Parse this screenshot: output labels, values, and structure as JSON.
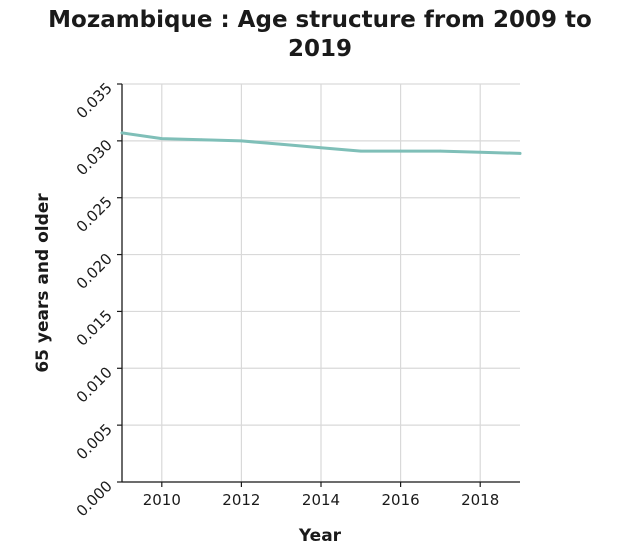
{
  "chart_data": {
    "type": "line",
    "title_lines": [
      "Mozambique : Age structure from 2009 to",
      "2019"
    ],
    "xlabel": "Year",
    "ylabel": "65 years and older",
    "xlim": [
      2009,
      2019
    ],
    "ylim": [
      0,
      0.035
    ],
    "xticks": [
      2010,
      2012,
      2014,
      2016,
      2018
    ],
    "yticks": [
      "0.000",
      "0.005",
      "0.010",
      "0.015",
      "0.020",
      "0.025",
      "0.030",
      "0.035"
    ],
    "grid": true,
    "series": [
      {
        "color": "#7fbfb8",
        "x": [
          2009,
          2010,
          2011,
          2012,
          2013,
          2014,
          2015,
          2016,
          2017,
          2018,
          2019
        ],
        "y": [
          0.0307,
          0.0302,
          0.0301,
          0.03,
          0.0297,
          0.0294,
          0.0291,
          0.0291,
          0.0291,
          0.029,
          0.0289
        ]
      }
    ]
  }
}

### The problem
In the entries above, locate every line with the word "structure" and copy it.

### Full solution
Parse this screenshot: output labels, values, and structure as JSON.
      "Mozambique : Age structure from 2009 to",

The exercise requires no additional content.